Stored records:
+-------+

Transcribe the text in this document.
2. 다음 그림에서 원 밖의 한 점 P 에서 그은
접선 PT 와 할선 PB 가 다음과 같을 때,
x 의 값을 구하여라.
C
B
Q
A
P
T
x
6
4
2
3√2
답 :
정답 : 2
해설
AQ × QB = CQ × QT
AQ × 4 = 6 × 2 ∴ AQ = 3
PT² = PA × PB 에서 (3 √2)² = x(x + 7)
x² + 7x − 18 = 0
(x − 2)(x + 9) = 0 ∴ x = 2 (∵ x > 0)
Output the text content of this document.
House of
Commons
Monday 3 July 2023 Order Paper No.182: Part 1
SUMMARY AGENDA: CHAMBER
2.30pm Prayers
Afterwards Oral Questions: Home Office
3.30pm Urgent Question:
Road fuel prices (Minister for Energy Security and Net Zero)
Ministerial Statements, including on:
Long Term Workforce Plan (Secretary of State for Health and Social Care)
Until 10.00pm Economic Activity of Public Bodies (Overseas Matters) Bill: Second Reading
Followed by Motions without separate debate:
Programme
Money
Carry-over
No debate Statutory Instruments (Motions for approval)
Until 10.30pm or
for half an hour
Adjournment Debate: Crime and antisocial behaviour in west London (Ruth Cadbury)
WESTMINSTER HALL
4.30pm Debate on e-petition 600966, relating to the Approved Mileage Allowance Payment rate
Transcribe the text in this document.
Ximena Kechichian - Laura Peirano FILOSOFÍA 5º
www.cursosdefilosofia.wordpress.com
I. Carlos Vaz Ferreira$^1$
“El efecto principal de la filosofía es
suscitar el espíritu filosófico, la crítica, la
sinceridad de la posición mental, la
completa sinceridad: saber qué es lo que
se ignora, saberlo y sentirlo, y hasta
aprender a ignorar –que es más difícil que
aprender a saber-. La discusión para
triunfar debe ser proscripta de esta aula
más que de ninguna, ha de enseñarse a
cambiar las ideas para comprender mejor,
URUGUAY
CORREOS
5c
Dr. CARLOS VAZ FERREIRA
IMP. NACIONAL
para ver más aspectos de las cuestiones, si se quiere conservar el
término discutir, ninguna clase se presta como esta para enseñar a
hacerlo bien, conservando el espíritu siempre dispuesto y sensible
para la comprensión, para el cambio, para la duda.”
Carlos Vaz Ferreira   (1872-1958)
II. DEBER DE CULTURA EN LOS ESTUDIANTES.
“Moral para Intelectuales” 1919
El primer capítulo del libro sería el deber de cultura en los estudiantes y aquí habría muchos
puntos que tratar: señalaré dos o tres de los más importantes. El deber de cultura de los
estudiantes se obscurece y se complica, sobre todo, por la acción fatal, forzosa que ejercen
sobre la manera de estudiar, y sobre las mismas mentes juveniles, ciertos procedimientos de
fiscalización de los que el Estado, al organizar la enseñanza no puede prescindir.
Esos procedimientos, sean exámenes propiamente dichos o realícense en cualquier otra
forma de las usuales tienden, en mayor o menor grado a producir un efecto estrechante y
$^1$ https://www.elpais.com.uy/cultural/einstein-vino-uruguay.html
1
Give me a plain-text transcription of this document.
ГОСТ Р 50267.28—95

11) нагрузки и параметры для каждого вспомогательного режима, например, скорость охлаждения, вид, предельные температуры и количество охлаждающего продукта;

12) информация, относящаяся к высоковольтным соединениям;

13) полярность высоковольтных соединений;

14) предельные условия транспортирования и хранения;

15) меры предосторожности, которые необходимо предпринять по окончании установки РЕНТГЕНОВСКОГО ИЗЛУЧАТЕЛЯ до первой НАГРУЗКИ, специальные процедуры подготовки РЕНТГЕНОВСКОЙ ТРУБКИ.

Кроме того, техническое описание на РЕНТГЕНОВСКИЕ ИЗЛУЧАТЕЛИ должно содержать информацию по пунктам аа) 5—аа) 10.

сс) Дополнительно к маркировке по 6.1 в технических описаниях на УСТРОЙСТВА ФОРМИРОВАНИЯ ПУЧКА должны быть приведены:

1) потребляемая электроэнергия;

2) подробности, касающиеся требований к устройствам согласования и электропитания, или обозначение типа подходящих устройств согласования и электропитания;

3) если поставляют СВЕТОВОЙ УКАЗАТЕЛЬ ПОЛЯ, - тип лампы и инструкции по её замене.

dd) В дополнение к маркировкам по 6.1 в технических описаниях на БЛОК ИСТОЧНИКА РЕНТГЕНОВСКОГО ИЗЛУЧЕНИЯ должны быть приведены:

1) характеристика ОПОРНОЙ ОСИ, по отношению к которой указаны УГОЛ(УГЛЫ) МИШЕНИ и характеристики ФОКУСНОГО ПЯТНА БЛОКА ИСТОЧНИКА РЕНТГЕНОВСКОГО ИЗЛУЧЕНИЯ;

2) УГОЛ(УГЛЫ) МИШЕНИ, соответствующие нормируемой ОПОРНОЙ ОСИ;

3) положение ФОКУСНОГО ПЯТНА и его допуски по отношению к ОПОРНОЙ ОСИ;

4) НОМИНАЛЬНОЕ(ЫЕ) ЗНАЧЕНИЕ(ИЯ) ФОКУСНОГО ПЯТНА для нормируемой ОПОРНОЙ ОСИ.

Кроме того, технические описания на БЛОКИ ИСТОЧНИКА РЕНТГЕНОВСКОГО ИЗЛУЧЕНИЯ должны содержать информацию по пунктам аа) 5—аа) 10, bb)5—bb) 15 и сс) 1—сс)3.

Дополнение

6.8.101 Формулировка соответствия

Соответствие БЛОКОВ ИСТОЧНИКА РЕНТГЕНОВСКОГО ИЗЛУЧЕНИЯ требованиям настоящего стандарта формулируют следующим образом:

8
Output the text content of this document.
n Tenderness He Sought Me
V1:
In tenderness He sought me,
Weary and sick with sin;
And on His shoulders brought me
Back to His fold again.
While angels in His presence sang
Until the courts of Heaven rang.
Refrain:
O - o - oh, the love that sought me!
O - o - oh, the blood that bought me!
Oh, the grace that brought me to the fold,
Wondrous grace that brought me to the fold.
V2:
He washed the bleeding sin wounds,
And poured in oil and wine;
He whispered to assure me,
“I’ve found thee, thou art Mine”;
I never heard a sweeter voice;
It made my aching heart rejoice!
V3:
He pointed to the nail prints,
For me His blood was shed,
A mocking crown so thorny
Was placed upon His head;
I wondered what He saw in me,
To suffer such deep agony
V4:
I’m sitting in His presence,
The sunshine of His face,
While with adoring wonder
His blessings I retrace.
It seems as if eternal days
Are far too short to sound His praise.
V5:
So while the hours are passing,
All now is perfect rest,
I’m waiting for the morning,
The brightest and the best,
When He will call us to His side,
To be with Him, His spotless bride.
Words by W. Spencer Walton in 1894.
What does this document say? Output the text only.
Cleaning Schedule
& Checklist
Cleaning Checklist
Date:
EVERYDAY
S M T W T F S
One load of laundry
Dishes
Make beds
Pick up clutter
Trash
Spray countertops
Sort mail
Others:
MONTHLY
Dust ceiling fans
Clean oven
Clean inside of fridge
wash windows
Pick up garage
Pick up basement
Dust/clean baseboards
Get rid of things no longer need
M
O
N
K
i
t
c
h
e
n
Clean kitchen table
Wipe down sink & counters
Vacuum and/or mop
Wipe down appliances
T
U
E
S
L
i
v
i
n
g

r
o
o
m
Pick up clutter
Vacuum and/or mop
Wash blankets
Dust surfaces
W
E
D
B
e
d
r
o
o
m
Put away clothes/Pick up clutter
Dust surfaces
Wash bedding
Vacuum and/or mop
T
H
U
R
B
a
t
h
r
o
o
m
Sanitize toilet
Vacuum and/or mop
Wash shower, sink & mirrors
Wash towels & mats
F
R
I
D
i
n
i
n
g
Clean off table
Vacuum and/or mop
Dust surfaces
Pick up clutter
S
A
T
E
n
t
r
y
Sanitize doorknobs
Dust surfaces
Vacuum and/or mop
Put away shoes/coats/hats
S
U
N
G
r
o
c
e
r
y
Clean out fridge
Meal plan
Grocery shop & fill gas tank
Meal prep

+-------+

*WORK INSTRUCTIONS*
Reproduce each line of the material containing the word "Motions".

*RESULT*
Followed by Motions without separate debate:
No debate Statutory Instruments (Motions for approval)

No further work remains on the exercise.